Given exercise → Please rewrite the items from the line that has "bar-3 xyxy=(296,345,327,507)" through the line that has "x-tick-label: 2022 xyxy=(192,517,225,533)", swapping "legend-swatch" for "legend-marker" and leaving everything else unchanged.

Dataset content →

#####

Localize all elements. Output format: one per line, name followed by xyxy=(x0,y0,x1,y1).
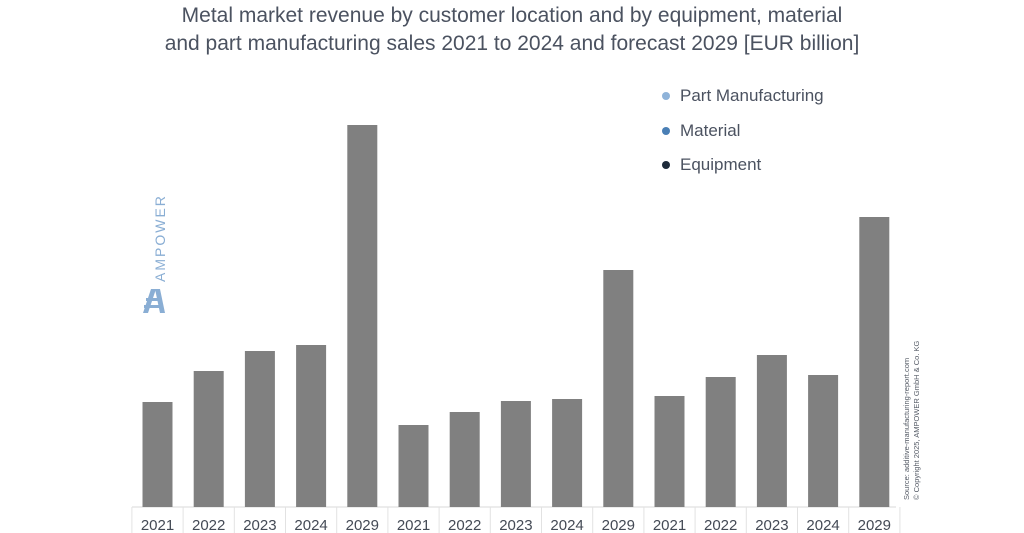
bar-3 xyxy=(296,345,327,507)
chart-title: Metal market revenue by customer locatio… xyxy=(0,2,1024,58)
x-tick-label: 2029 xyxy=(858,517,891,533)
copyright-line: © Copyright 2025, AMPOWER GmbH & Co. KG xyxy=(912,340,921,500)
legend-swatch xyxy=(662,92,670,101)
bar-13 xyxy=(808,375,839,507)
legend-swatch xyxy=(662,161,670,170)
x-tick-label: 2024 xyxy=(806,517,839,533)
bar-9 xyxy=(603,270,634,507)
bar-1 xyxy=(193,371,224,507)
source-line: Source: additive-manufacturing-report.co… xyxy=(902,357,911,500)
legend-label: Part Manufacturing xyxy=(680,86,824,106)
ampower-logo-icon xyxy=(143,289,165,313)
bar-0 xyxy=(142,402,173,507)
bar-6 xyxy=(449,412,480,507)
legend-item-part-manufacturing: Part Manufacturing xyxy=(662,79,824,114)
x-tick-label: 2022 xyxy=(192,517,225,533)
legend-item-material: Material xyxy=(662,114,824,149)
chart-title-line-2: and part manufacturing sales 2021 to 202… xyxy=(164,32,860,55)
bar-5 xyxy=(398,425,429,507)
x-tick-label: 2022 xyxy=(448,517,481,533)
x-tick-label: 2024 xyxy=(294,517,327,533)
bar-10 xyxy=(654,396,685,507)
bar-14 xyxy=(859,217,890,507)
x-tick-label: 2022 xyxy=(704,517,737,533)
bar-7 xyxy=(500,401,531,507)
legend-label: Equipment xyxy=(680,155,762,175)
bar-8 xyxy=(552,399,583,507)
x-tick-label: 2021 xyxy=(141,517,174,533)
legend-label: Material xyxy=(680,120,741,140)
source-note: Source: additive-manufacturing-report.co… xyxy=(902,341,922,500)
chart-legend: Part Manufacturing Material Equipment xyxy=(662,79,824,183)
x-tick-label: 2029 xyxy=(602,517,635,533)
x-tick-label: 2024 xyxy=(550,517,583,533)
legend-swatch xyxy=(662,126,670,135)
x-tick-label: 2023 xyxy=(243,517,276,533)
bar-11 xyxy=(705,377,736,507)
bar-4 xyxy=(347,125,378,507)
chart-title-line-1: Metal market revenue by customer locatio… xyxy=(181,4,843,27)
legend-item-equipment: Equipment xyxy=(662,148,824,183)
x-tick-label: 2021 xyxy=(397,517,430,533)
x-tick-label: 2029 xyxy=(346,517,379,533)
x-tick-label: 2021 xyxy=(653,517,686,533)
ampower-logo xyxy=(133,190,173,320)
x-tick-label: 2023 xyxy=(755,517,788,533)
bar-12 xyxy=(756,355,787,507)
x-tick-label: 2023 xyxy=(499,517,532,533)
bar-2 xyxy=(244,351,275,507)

#####

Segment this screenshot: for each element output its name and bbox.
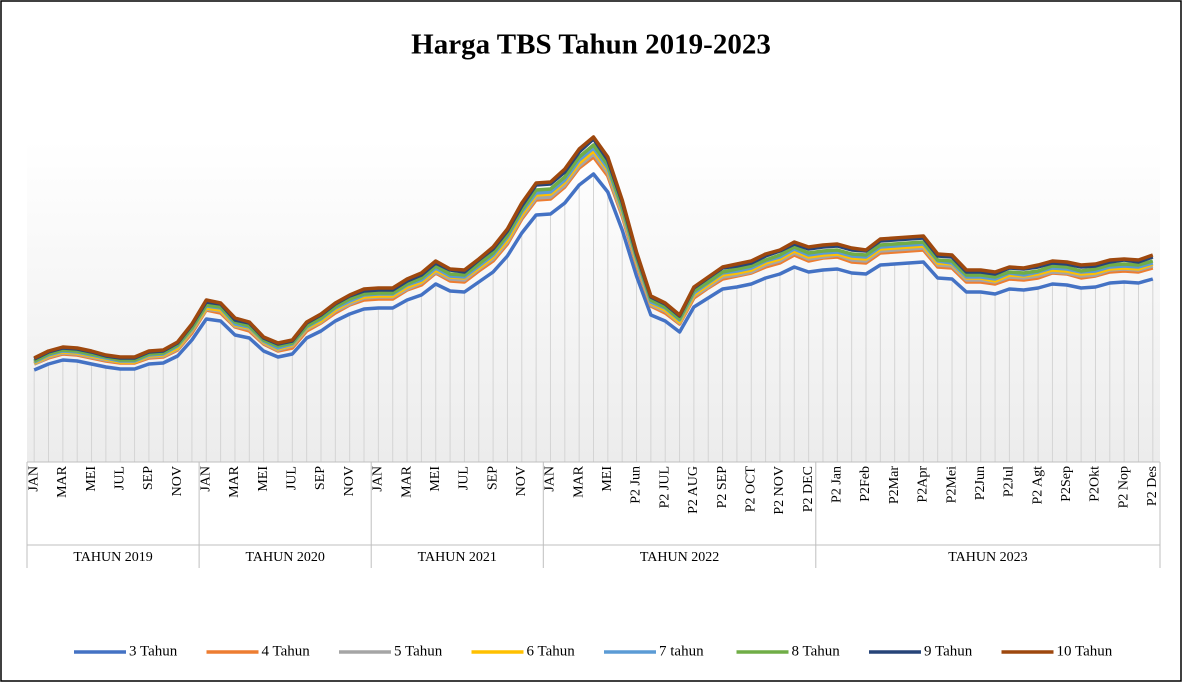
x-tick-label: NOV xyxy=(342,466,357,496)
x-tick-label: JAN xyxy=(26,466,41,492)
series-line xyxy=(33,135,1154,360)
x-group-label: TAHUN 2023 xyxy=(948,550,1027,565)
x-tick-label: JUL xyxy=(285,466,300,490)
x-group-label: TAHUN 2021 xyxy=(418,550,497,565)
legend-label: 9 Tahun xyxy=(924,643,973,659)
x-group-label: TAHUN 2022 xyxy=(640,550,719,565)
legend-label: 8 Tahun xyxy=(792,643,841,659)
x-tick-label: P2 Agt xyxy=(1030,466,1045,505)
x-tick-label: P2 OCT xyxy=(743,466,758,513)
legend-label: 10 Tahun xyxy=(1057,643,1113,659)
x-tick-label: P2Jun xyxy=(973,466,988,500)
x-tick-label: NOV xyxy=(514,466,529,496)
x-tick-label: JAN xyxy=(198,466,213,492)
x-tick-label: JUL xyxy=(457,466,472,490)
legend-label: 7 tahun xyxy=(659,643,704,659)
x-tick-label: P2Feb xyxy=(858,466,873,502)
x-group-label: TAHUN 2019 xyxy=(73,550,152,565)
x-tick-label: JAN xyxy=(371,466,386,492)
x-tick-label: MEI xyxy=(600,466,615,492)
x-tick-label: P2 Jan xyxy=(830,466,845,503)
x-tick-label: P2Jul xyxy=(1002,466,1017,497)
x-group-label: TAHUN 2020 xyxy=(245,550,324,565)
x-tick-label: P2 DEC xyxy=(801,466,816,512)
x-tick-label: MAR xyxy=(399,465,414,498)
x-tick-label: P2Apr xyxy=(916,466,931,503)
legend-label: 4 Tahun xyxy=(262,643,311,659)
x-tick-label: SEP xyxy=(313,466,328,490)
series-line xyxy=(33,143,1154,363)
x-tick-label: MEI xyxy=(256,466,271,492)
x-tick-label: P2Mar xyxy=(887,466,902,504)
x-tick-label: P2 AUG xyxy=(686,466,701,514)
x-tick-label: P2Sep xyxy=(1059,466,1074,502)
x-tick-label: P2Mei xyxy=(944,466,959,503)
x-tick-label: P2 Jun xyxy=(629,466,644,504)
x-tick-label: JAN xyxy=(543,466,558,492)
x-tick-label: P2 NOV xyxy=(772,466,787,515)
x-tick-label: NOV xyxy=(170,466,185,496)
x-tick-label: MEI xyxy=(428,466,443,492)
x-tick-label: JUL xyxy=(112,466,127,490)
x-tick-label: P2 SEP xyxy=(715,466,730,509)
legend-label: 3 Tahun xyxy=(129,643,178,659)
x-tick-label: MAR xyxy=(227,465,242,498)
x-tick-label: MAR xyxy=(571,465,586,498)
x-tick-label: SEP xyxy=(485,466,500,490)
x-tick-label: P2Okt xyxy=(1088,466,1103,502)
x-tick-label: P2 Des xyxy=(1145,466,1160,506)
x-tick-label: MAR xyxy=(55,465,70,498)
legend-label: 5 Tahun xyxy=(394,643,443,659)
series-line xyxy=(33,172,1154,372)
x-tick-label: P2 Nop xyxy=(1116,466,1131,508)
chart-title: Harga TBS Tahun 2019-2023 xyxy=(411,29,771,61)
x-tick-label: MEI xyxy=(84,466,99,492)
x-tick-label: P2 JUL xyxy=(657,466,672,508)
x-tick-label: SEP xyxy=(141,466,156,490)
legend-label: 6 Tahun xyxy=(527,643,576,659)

#####

Answer in full →
bar-3 xyxy=(296,345,327,507)
chart-title: Metal market revenue by customer locatio… xyxy=(0,2,1024,58)
x-tick-label: 2029 xyxy=(858,517,891,533)
copyright-line: © Copyright 2025, AMPOWER GmbH & Co. KG xyxy=(912,340,921,500)
legend-marker xyxy=(662,92,670,101)
bar-13 xyxy=(808,375,839,507)
legend-marker xyxy=(662,161,670,170)
x-tick-label: 2024 xyxy=(806,517,839,533)
bar-9 xyxy=(603,270,634,507)
bar-1 xyxy=(193,371,224,507)
source-line: Source: additive-manufacturing-report.co… xyxy=(902,357,911,500)
legend-label: Part Manufacturing xyxy=(680,86,824,106)
ampower-logo-icon xyxy=(143,289,165,313)
bar-0 xyxy=(142,402,173,507)
bar-6 xyxy=(449,412,480,507)
legend-item-part-manufacturing: Part Manufacturing xyxy=(662,79,824,114)
x-tick-label: 2022 xyxy=(192,517,225,533)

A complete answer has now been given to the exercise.